§ Material provided
########################################
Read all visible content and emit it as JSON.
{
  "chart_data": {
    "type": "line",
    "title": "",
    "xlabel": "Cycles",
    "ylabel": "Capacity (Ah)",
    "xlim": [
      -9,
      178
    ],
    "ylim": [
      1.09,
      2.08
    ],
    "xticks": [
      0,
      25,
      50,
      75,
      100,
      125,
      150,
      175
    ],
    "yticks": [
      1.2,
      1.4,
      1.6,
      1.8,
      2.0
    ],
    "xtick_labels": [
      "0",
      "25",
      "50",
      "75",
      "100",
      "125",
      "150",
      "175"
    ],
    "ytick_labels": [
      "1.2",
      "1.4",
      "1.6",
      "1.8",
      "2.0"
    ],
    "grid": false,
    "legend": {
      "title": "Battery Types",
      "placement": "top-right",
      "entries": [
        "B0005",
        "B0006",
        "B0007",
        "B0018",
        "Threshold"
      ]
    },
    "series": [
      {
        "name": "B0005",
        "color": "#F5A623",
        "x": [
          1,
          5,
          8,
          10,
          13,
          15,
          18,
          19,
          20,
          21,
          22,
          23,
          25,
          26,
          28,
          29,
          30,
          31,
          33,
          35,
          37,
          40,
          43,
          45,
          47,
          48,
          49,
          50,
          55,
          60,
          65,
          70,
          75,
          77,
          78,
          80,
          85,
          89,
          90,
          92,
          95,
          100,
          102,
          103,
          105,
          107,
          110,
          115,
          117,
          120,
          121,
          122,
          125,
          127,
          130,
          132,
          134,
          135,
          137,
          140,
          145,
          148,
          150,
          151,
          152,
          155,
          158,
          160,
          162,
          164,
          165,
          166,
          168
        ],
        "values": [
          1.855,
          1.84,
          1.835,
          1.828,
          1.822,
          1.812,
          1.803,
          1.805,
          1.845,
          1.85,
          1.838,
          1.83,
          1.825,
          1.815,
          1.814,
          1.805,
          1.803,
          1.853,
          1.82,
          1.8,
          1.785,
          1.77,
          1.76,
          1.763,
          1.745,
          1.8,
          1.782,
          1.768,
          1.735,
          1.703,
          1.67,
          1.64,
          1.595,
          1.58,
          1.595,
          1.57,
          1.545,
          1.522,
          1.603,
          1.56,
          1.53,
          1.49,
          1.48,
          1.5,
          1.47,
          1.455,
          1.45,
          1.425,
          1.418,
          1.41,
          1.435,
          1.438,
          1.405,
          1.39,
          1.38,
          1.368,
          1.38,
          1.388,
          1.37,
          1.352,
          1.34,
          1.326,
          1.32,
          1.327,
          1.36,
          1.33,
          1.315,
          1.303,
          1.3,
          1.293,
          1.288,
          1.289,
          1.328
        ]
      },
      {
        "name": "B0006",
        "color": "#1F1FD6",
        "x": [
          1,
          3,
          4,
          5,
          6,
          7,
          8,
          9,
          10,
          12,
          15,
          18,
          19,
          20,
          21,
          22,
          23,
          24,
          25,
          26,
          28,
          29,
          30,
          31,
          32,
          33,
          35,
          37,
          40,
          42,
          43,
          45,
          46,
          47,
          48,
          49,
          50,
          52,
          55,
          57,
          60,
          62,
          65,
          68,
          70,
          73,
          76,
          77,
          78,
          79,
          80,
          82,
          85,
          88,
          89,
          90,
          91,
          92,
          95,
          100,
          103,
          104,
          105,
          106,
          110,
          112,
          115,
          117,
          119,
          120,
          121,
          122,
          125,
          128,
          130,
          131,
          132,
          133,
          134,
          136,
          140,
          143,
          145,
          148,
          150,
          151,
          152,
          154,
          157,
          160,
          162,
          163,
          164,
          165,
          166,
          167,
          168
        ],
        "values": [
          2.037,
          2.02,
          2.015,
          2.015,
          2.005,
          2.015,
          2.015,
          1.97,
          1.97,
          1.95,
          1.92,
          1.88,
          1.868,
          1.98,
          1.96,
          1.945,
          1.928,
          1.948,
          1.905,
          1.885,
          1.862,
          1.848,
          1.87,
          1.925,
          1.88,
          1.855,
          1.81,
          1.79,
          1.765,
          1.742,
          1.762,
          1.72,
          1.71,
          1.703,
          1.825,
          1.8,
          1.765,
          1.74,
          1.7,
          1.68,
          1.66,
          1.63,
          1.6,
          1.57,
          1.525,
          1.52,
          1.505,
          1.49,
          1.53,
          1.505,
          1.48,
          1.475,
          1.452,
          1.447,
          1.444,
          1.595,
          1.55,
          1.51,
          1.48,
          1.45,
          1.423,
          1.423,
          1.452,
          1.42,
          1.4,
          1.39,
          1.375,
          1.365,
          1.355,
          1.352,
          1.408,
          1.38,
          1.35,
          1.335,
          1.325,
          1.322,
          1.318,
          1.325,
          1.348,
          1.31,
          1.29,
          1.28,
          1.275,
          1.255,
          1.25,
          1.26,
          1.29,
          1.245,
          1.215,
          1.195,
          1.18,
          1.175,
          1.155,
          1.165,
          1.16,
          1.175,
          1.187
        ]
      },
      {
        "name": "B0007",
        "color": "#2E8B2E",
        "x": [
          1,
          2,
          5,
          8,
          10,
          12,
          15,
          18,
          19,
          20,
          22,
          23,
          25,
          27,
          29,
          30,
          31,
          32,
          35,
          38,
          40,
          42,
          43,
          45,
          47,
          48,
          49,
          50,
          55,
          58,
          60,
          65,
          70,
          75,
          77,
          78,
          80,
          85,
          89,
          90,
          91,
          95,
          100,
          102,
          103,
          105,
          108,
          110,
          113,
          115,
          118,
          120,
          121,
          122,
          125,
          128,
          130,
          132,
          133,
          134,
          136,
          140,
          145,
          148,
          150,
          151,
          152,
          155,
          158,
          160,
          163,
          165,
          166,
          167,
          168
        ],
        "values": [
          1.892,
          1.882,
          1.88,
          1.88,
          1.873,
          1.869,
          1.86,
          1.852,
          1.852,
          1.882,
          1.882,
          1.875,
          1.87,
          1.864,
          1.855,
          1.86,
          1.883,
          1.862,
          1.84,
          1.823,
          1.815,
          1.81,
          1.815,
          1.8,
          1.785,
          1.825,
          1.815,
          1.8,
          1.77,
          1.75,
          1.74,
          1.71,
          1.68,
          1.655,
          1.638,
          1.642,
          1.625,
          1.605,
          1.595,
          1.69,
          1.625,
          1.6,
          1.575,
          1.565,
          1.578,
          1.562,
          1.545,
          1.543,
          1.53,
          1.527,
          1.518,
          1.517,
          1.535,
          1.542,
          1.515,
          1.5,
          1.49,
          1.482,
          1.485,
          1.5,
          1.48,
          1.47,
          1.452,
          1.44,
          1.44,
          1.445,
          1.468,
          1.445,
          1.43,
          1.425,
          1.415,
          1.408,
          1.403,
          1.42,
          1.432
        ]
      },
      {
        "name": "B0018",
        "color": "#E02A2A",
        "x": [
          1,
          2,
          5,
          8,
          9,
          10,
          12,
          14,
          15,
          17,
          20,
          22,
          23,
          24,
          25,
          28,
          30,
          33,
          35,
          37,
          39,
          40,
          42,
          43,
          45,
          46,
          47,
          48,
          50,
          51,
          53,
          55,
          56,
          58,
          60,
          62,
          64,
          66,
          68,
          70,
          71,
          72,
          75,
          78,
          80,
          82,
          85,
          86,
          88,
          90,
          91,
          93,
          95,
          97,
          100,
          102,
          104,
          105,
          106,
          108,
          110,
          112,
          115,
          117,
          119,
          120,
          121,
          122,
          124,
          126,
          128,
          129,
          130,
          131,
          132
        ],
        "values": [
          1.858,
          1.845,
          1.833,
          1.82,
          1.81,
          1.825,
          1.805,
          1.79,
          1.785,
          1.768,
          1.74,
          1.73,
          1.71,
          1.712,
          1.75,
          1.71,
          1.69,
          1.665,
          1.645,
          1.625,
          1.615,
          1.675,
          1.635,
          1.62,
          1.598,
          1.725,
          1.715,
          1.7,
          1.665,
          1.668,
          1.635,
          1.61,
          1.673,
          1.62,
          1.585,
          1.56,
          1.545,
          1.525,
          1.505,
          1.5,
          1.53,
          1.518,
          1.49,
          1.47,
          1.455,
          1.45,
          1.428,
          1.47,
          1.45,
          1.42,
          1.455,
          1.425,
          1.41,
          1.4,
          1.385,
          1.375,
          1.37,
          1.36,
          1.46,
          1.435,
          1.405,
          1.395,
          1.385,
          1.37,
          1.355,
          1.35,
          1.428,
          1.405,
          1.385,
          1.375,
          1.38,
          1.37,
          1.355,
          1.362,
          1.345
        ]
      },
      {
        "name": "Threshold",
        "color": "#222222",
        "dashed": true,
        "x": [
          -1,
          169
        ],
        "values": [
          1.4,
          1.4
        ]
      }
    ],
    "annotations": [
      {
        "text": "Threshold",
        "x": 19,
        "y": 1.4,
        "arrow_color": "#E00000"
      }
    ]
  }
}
########################################
§ Exercise goal
Where a line holds "Threshold", copy it out.

§ The output
        "Threshold"
        "name": "Threshold",
        "text": "Threshold",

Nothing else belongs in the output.